§ **Reading text**
========

= Ray Anderson (boxer) =

American boxer

Ray Anderson (born August 31, 1944, in Anniston, Alabama) was a boxer in the light heavyweight division who fought from 1965 to 1977. Anderson became the first challenger to last fifteen rounds against Bob Foster for the world Light Heavyweight title, but he lost what was his only world title try by decision. Anderson currently lives in Anniston.

==Professional career==
Anderson began his rise to prominence in 1966. As a light heavyweight he took on and beat a formidable heavyweight journeyman named Amos Johnson in a ten-rounder at The Akron Armory in Akron, Ohio. As an amateur, Anderson was one of the few men to beat the young Cassius Clay (known later as Muhammad Ali) who went on to become the Heavyweight Champion of the world. Ray's career continued as he fought Joe Byrd of Flint, Michigan, in 1969, knocking Joe out in round 1. Ray also knocked out Canton's Marion Conner in Round 2, sealing his stature as Ohio's best light heavyweight. He fought John Griffin of Syracuse, New York twice, losing both in close decisions.

========

§ **Supplied records**
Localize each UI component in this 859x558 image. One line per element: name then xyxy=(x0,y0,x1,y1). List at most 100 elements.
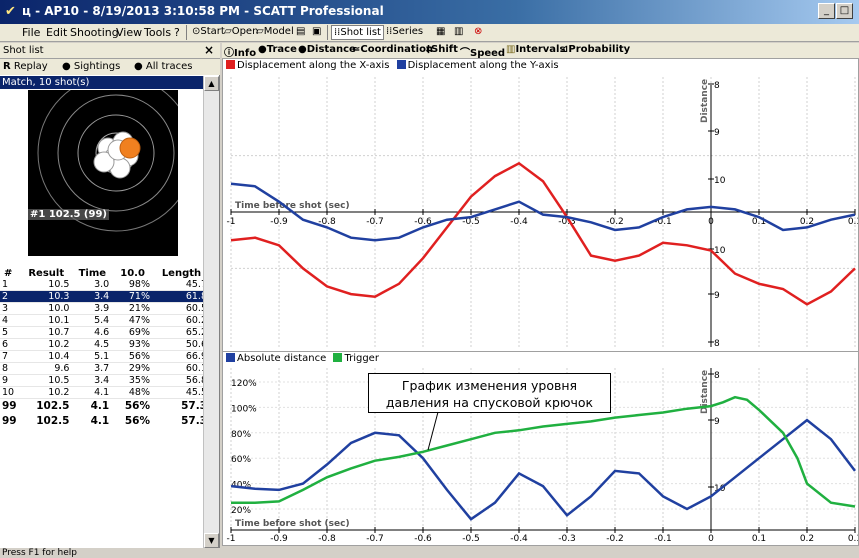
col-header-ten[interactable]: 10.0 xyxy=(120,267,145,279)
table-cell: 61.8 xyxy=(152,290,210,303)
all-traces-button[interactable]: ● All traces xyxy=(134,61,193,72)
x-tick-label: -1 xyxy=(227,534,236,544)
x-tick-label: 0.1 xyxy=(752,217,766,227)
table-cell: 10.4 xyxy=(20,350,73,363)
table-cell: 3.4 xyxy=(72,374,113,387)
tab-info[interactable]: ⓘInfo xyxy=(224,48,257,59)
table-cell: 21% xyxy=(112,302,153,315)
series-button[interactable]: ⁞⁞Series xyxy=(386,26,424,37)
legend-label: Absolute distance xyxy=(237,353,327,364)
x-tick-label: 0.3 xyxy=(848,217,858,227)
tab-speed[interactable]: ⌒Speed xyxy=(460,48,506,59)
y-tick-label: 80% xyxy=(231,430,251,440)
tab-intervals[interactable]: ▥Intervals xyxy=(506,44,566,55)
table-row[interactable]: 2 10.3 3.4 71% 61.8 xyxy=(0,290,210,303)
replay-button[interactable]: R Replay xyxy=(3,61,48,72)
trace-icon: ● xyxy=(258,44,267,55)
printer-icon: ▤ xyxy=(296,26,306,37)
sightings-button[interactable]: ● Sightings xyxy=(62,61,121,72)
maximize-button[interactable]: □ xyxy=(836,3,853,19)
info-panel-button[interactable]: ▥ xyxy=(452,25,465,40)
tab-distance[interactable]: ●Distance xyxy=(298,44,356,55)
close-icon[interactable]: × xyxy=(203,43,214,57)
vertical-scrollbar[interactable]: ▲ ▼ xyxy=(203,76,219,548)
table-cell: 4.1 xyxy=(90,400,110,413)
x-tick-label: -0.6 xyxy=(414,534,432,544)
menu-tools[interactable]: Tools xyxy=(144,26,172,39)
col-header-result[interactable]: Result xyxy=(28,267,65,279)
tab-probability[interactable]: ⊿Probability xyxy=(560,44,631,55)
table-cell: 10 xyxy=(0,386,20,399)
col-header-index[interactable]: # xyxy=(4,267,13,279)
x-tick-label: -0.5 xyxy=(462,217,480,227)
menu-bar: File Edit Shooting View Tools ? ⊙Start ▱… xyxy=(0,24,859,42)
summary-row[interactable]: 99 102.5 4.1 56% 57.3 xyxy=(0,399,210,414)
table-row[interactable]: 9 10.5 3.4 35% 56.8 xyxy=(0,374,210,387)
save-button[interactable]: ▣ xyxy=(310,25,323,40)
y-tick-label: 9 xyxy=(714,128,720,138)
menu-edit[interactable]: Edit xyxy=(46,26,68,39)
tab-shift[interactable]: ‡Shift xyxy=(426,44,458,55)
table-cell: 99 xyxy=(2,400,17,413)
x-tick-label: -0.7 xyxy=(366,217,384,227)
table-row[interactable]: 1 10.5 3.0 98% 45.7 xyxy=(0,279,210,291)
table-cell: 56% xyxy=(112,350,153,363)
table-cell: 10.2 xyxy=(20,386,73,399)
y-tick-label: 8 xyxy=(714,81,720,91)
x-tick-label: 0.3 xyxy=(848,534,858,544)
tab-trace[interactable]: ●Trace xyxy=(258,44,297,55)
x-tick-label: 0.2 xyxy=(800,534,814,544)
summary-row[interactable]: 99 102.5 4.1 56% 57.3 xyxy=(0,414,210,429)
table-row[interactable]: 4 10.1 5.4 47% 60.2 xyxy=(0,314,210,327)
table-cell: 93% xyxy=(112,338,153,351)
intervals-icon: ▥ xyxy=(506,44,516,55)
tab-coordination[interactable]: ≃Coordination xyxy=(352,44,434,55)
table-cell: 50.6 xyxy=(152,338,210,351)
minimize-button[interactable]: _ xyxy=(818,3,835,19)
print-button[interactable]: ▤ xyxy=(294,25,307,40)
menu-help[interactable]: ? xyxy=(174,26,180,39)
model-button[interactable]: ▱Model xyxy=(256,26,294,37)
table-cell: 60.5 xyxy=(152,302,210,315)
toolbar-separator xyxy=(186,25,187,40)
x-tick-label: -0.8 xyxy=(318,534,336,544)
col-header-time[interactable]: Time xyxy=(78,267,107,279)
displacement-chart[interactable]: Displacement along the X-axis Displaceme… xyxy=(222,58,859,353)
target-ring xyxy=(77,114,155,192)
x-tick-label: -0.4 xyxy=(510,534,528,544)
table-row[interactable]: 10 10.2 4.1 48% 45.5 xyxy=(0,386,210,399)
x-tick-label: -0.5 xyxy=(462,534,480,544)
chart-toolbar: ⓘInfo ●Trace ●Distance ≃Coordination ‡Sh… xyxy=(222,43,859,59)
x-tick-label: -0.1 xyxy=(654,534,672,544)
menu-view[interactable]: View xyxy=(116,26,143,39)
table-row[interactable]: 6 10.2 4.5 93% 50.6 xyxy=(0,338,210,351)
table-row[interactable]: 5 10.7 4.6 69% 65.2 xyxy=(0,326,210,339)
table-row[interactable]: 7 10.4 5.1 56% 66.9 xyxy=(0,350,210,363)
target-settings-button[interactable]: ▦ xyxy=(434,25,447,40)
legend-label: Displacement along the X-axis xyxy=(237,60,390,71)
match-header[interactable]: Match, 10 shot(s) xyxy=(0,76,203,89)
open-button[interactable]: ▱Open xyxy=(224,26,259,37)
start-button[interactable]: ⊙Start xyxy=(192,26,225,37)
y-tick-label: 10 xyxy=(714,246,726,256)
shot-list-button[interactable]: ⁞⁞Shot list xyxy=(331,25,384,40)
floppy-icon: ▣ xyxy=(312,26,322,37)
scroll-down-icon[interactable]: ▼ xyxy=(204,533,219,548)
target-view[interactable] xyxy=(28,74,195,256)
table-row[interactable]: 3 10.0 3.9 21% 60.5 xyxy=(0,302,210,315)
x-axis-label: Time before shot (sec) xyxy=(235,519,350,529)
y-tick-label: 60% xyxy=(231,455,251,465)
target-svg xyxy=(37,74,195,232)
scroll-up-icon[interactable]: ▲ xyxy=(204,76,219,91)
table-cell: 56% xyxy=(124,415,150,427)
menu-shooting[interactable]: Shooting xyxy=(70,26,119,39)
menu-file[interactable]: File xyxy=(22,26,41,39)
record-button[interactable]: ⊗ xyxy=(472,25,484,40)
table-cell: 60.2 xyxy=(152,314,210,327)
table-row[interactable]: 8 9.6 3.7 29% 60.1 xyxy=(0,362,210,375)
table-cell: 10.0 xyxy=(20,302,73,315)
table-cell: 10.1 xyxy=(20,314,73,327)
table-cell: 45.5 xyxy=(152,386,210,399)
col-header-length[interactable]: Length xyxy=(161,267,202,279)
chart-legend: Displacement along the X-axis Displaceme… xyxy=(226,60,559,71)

========

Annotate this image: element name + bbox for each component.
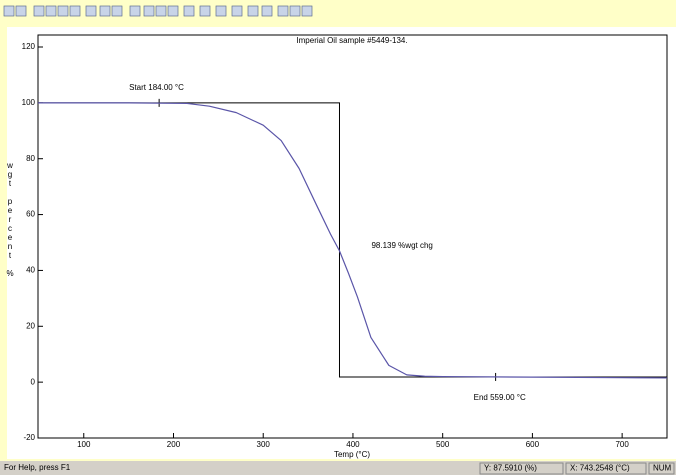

========

§ **Exercise set**
A - Update the Ray Anderson biography, starting with "Ray Anderson (born" and going on through "lives in Anniston.", and change "fifteen rounds" to "15 rounds".
B - Carry the Ray Anderson biography forward, picking up after its last sentence.
The items are from a different source than the biography.

§ **Answer set**
A -
Ray Anderson (born August 31, 1944, in Anniston, Alabama) was a boxer in the light heavyweight division who fought from 1965 to 1977. Anderson became the first challenger to last 15 rounds against Bob Foster for the world Light Heavyweight title, but he lost what was his only world title try by decision. Anderson currently lives in Anniston.

B -
Ray Anderson was credited by Joe Frazier, who long used him as a sparring partner because of his tall rangy Ali-like style as assisting him in his preparation to unify the heavyweight title in 1970, with his win over WBA heavyweight titleholder Jimmy Ellis at Madison Square Garden. Later in 1970, Anderson was to bite off more than he could chew when he decided to fight a young prospect at the Cleveland Arena in Cleveland, Ohio named Ted Gullick, after providing Gullick with a boxing lesson in rounds 1 through 4, toward the end of the fourth Gullick scored a knockdown with a sharp left hook. Anderson rose and was in part saved by the bell. Later Gullick dominated the fight and finished Anderson in the 9th round by knocking him out. Anderson beat Gregorio Peralta by a ten-round decision in Spain in 1972.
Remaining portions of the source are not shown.